(Items from a dataset)
------------------------------------------------------------

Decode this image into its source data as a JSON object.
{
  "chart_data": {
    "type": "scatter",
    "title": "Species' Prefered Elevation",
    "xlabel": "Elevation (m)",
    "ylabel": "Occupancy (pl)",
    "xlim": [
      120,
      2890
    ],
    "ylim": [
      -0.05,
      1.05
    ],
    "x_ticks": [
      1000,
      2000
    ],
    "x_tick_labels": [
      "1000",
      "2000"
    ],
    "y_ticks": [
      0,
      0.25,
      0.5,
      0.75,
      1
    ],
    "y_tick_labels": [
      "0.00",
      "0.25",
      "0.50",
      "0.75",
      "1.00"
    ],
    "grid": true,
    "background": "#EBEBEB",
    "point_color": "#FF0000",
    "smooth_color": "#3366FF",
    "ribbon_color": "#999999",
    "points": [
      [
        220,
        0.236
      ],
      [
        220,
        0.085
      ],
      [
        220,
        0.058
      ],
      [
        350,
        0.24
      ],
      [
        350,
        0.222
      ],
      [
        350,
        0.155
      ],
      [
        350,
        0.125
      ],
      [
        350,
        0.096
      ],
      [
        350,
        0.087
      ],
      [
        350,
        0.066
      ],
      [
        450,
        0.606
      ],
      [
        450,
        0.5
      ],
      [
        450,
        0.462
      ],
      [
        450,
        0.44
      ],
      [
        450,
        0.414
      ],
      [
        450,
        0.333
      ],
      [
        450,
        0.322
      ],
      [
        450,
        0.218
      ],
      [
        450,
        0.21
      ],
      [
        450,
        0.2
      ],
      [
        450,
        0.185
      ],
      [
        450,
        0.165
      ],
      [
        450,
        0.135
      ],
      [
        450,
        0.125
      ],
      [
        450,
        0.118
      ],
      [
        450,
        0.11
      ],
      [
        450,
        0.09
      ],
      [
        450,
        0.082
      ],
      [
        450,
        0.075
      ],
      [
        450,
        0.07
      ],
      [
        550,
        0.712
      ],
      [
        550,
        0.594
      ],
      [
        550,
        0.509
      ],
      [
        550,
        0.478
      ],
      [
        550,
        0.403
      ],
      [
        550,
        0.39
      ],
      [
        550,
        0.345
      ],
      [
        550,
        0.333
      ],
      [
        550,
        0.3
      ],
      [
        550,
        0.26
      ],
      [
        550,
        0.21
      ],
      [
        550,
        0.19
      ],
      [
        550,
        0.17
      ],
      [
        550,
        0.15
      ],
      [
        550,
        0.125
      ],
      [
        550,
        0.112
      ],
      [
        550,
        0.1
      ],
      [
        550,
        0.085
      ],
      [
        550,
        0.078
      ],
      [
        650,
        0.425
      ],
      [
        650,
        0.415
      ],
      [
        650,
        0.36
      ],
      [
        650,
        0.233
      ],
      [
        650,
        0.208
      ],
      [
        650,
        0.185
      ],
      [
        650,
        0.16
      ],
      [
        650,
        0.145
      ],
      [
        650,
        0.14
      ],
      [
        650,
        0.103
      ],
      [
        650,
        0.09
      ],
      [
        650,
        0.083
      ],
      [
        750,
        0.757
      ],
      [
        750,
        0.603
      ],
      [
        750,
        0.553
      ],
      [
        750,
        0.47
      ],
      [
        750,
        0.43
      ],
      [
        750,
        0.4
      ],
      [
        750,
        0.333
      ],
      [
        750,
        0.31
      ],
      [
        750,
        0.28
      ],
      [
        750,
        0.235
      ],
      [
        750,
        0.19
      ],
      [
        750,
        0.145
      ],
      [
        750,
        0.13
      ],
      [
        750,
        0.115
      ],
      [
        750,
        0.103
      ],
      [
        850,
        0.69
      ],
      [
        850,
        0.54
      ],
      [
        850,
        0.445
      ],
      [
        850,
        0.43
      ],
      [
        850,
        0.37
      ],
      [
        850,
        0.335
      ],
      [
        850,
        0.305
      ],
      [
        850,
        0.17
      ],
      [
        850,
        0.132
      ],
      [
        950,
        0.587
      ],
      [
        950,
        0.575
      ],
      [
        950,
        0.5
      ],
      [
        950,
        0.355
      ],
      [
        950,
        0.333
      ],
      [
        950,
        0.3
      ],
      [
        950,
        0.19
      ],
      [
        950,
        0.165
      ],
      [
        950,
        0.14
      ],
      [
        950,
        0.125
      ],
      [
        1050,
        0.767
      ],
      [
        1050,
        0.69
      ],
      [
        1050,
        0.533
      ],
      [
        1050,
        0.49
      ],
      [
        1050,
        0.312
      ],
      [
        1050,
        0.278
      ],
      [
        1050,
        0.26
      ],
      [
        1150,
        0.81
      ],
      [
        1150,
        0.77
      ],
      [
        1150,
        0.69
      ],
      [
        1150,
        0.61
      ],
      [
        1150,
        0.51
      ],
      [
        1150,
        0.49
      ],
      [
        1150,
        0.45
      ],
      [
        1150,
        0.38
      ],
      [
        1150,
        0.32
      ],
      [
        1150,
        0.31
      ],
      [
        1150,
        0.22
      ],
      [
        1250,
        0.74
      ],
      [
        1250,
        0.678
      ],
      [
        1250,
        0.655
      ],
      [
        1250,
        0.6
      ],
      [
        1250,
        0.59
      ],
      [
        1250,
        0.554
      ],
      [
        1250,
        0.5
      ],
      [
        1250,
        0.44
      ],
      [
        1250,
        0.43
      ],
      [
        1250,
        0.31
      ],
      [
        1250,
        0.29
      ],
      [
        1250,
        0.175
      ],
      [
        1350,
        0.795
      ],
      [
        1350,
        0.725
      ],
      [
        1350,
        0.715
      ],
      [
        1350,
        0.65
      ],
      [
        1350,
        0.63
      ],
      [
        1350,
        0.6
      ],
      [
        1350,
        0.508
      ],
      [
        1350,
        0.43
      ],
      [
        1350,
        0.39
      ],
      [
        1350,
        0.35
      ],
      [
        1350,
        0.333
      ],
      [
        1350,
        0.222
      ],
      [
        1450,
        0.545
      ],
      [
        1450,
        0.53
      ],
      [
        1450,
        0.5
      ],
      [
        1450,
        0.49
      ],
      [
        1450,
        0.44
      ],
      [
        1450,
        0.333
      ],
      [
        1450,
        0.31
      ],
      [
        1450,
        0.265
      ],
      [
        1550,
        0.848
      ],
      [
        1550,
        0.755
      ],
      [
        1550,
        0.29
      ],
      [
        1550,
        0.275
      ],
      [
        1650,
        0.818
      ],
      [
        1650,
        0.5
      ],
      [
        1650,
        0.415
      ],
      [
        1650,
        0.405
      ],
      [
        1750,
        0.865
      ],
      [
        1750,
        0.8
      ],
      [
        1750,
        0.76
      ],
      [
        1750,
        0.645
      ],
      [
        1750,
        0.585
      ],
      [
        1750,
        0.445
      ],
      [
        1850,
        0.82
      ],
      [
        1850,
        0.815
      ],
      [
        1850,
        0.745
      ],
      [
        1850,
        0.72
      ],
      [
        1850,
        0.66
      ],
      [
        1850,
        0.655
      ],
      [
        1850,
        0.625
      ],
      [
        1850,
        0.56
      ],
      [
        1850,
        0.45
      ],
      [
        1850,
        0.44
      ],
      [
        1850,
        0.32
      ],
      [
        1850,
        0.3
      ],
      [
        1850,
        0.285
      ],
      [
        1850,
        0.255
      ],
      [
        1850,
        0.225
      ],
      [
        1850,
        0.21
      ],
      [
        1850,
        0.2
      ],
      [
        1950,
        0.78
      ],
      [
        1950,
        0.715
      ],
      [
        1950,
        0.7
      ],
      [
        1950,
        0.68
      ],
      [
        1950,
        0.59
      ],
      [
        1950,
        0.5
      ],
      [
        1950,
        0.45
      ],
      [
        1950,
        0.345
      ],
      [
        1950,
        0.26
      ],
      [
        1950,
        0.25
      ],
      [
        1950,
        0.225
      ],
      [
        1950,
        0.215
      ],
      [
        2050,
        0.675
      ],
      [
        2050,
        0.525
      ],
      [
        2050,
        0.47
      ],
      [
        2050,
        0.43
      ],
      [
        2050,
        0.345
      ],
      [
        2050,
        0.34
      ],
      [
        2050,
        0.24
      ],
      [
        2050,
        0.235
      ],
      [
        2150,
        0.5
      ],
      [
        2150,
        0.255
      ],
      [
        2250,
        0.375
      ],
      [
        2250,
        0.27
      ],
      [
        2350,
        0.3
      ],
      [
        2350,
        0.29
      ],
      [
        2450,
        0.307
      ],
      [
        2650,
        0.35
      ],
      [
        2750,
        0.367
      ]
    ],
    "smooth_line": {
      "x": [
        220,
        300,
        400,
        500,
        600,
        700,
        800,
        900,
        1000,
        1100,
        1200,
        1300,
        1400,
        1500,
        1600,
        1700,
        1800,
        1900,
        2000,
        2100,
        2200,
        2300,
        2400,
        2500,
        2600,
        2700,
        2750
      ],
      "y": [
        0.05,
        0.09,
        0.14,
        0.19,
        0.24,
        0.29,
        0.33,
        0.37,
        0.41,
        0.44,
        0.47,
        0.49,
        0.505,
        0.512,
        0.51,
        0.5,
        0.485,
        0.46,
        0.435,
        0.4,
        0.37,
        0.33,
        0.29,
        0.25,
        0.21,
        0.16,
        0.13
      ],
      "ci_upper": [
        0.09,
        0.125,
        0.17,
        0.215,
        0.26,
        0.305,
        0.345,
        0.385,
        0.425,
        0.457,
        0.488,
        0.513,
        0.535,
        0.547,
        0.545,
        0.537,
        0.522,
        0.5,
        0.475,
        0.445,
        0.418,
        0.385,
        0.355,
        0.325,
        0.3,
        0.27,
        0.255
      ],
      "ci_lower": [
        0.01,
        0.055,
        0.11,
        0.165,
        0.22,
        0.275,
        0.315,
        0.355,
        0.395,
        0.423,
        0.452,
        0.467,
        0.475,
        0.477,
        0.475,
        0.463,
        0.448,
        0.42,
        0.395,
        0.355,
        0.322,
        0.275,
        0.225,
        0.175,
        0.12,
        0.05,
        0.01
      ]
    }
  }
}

------------------------------------------------------------

• **SHORT TASK**:
Report the number of lines holding the string "Elevation", without any other words.

• **COMPLETE RESPONSE**:
2